# STATED TASK
Copy all lines below containing "this".

# DATA ENTRIES
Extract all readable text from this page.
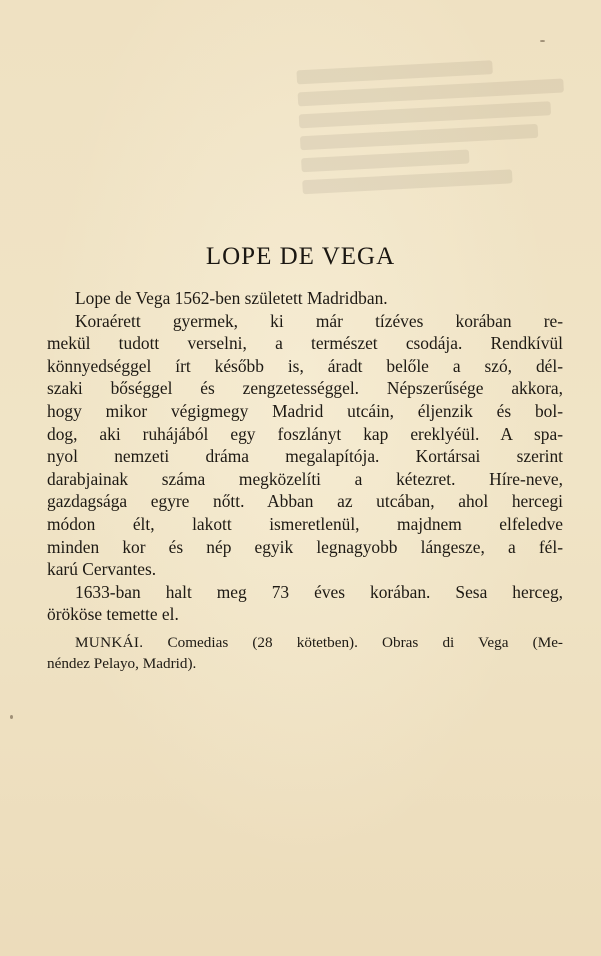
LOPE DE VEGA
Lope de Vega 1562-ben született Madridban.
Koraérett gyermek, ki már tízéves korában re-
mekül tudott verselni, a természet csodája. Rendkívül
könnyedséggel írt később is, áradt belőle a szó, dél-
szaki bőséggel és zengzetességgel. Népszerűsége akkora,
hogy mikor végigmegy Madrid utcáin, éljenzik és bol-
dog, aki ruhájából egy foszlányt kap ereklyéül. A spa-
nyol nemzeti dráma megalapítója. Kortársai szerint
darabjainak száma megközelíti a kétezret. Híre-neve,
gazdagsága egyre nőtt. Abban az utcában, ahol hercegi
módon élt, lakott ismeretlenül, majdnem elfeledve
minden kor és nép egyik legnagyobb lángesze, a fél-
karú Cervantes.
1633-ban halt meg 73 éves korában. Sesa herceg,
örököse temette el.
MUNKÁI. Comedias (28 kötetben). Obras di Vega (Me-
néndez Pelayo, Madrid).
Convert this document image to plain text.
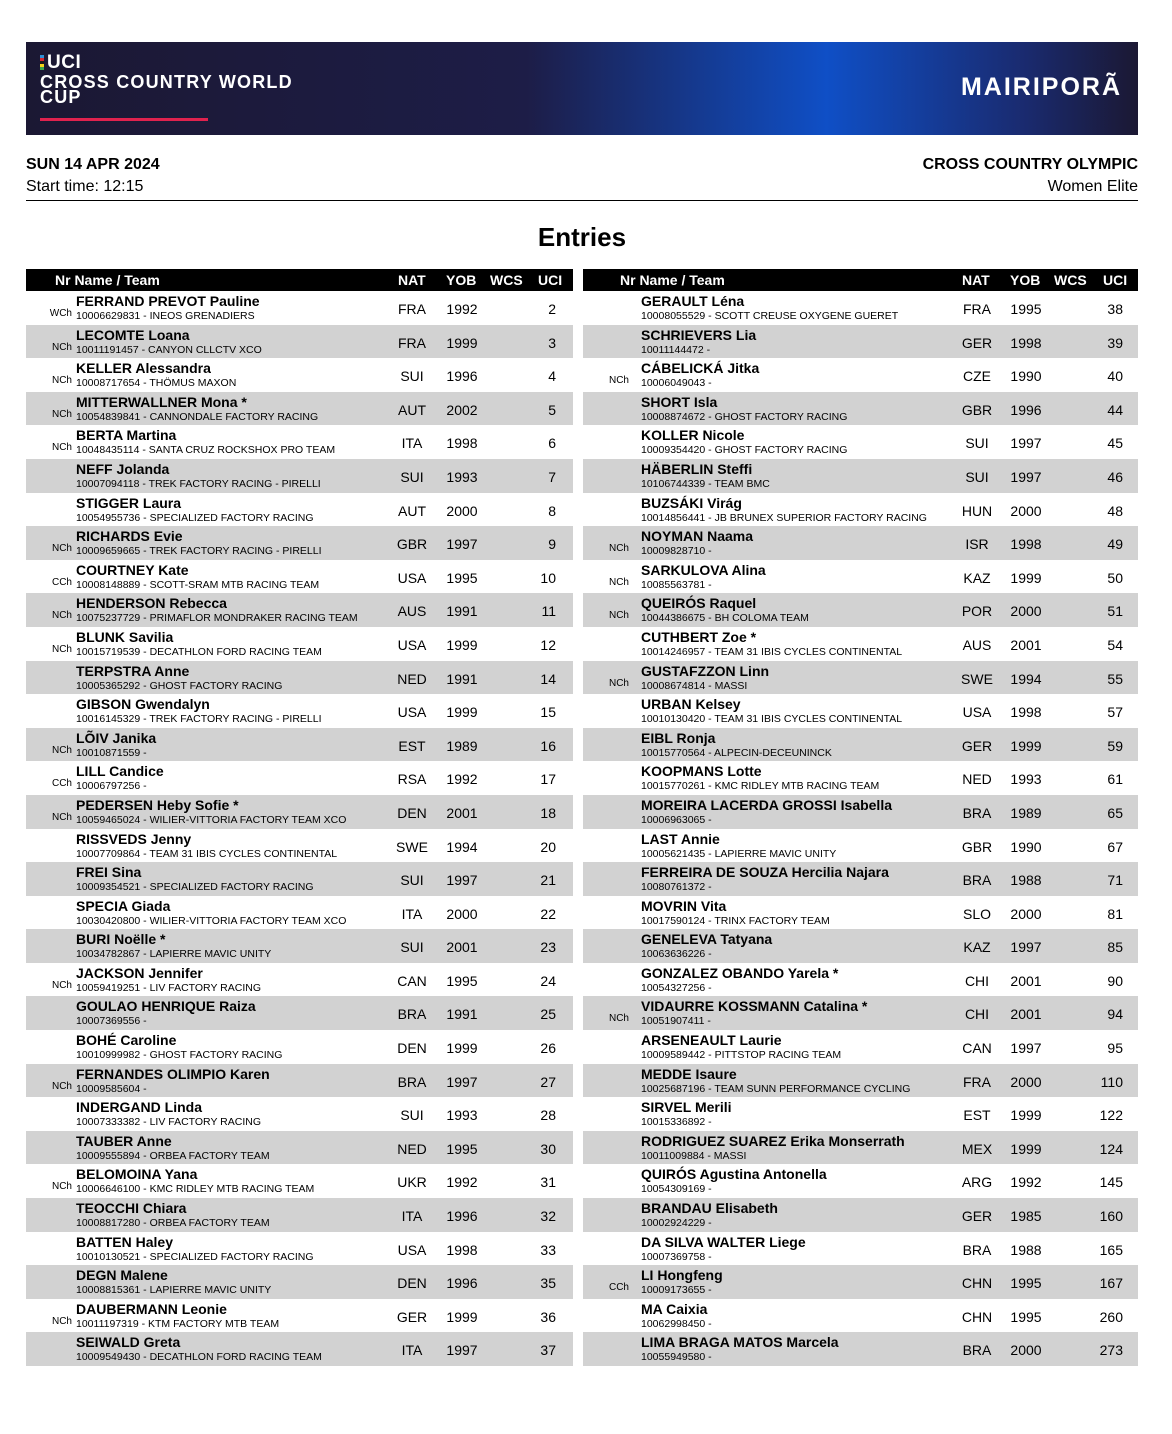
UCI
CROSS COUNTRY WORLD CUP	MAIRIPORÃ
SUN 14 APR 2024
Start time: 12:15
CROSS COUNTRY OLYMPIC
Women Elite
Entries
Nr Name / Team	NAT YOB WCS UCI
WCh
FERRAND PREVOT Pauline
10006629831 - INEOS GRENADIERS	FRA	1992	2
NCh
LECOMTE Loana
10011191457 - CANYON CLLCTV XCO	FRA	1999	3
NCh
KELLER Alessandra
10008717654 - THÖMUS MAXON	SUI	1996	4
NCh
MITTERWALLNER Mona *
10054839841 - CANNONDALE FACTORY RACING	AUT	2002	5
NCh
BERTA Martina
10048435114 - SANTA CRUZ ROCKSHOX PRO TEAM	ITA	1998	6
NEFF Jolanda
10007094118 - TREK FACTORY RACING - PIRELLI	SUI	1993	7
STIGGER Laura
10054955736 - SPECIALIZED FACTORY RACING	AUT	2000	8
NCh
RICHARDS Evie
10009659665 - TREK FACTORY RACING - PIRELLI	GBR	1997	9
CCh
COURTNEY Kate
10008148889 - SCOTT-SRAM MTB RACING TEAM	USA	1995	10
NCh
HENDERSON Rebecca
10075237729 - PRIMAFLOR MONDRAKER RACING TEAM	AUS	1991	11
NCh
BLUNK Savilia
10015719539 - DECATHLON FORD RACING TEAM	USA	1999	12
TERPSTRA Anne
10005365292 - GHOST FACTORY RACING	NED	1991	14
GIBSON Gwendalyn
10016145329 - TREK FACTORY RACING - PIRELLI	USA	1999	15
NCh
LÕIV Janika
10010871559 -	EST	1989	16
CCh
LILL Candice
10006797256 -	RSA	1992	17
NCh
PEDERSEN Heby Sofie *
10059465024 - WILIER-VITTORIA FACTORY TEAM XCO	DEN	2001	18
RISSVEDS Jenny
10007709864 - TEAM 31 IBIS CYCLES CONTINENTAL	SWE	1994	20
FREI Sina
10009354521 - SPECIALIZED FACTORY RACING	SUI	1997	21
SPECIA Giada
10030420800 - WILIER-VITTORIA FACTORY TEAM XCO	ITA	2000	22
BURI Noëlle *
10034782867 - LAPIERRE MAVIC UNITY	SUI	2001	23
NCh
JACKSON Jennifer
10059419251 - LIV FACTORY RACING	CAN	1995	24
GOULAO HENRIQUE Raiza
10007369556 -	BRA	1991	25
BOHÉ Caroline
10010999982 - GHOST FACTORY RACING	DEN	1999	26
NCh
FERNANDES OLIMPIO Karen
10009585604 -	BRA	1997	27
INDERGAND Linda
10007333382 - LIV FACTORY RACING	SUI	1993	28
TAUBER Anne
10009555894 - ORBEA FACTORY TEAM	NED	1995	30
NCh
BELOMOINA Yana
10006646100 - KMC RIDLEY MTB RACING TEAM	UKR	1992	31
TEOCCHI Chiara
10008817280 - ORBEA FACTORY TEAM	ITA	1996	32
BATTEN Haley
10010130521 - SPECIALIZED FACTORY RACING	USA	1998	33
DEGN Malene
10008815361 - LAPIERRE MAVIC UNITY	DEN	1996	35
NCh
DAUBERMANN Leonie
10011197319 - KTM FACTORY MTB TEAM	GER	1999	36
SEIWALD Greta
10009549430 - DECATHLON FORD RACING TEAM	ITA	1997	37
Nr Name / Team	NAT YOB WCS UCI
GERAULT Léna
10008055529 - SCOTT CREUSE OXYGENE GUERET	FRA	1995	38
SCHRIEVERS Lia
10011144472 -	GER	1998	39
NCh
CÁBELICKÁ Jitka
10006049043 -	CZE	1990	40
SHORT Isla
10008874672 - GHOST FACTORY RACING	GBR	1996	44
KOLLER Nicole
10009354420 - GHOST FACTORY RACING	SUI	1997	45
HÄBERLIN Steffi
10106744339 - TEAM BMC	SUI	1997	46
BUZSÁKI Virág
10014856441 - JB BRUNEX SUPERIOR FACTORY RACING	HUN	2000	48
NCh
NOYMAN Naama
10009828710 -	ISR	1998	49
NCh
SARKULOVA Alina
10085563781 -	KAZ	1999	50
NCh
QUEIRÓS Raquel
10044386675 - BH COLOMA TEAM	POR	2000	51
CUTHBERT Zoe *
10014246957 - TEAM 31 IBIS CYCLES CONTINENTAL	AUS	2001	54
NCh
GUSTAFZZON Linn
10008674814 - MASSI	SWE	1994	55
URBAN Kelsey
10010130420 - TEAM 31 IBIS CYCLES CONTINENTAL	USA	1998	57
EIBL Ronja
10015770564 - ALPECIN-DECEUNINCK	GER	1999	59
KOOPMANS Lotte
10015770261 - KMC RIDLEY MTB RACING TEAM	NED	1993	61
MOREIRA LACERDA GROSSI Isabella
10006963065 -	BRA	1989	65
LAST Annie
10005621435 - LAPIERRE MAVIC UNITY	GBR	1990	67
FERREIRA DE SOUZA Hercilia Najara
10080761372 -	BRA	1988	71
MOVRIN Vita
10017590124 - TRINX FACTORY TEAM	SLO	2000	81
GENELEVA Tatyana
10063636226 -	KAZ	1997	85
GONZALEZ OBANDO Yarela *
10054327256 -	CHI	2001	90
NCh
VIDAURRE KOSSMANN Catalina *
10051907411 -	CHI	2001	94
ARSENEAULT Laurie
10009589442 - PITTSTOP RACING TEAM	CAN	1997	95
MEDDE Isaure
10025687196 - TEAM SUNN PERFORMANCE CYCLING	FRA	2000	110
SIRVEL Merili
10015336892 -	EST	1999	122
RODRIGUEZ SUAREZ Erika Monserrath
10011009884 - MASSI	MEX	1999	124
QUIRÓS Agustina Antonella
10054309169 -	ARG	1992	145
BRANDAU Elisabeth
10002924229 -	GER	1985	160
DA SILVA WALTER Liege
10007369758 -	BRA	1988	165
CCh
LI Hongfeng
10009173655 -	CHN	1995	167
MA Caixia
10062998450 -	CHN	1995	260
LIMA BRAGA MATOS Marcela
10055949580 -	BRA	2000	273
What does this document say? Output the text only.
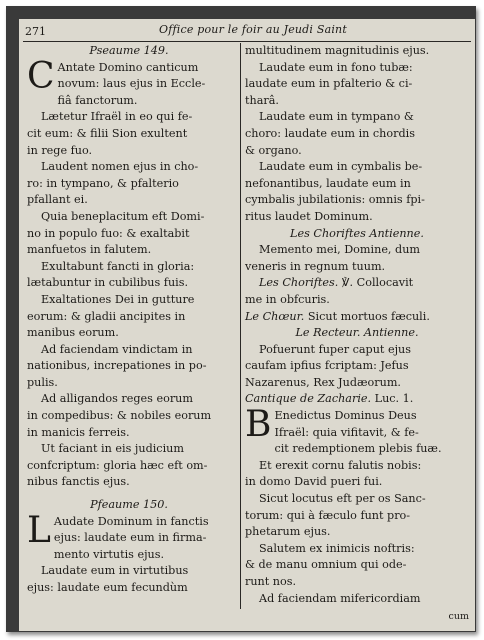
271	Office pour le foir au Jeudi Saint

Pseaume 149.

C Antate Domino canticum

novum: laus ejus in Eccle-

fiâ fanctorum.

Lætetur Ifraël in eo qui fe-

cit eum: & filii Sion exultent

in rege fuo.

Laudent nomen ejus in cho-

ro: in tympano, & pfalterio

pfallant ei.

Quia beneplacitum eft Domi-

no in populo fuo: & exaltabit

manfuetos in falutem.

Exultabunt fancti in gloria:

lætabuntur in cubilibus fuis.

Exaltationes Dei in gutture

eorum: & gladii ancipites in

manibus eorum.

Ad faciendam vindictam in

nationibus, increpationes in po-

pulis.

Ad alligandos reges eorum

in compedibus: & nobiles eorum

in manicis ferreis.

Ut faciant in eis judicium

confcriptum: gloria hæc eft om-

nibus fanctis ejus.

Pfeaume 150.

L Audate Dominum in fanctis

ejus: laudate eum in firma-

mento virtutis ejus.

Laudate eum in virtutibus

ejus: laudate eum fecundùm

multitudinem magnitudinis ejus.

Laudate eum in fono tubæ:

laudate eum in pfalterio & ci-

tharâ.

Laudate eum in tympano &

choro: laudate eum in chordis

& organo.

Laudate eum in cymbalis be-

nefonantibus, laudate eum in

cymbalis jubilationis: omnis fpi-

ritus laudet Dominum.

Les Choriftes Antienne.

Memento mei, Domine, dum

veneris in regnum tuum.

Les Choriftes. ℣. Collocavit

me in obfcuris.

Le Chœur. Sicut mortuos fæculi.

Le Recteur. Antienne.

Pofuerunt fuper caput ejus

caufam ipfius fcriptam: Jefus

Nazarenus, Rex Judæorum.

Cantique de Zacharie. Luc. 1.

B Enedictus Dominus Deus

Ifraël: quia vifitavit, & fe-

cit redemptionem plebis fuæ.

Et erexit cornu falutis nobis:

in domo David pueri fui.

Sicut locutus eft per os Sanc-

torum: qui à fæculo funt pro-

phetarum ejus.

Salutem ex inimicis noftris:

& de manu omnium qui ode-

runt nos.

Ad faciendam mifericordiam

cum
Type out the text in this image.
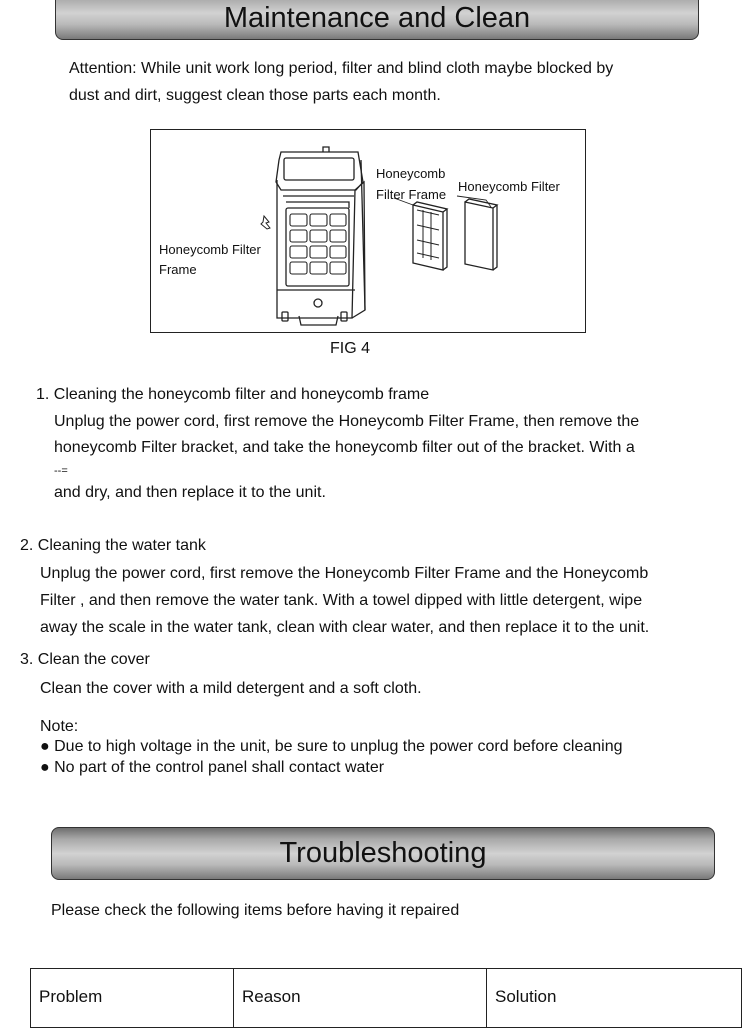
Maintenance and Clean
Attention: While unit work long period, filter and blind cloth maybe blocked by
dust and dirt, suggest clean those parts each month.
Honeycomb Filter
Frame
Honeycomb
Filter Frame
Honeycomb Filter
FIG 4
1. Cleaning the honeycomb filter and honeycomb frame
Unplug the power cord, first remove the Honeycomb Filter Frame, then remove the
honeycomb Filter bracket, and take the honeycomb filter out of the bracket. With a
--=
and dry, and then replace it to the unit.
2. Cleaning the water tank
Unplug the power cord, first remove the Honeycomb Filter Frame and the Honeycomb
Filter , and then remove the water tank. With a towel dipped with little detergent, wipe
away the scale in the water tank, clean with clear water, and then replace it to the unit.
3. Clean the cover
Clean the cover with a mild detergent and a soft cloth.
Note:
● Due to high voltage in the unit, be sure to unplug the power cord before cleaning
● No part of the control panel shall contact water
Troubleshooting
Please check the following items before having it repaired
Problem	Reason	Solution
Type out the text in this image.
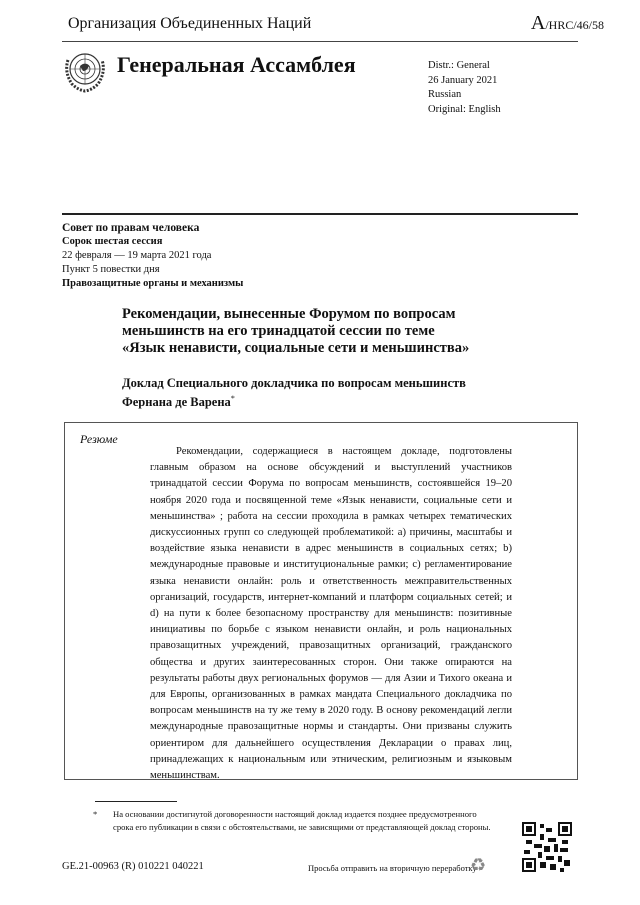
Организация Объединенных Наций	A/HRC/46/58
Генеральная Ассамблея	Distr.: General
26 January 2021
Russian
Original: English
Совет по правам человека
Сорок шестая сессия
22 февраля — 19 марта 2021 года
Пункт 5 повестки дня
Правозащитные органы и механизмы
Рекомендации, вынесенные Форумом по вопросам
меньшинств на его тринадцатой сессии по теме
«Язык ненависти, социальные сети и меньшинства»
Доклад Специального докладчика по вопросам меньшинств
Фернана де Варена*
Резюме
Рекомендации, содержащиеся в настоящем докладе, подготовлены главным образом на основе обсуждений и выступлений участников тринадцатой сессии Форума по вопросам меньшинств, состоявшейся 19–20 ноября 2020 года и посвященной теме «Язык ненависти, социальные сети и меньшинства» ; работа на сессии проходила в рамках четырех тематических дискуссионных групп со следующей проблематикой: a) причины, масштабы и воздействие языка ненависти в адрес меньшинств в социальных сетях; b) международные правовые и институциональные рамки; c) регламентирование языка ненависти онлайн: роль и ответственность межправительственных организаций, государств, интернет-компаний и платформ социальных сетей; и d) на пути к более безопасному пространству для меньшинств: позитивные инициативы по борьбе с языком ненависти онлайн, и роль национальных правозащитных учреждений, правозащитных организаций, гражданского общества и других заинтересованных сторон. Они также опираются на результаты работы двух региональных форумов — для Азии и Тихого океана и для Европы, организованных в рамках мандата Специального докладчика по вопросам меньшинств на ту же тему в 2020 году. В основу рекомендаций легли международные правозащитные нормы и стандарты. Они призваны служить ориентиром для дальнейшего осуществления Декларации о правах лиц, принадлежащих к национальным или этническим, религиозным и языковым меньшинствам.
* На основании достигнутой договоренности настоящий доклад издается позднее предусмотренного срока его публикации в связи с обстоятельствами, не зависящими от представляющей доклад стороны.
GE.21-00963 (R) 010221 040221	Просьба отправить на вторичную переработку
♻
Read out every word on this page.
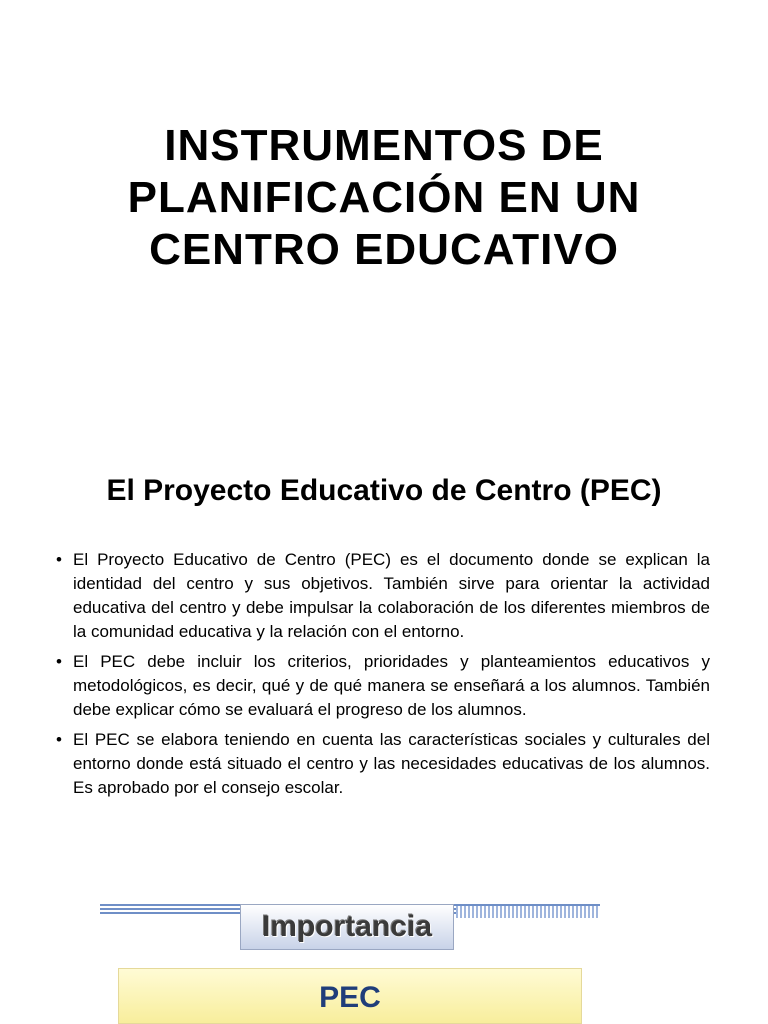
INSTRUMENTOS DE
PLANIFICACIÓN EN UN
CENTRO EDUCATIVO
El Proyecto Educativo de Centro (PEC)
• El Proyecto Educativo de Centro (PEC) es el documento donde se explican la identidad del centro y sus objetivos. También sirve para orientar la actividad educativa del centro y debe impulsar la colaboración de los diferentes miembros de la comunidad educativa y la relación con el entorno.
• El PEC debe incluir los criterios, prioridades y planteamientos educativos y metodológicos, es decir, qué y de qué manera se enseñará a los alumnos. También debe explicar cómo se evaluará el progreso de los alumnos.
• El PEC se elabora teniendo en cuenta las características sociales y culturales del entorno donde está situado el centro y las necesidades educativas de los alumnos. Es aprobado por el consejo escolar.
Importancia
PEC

# FINAL ANSWER
Extract all readable text from this page.
Convert this document image to plain text.
What does this document say? Output the text only.
Type out the text in this image.
Type out the text in this image.
Read out every word on this page.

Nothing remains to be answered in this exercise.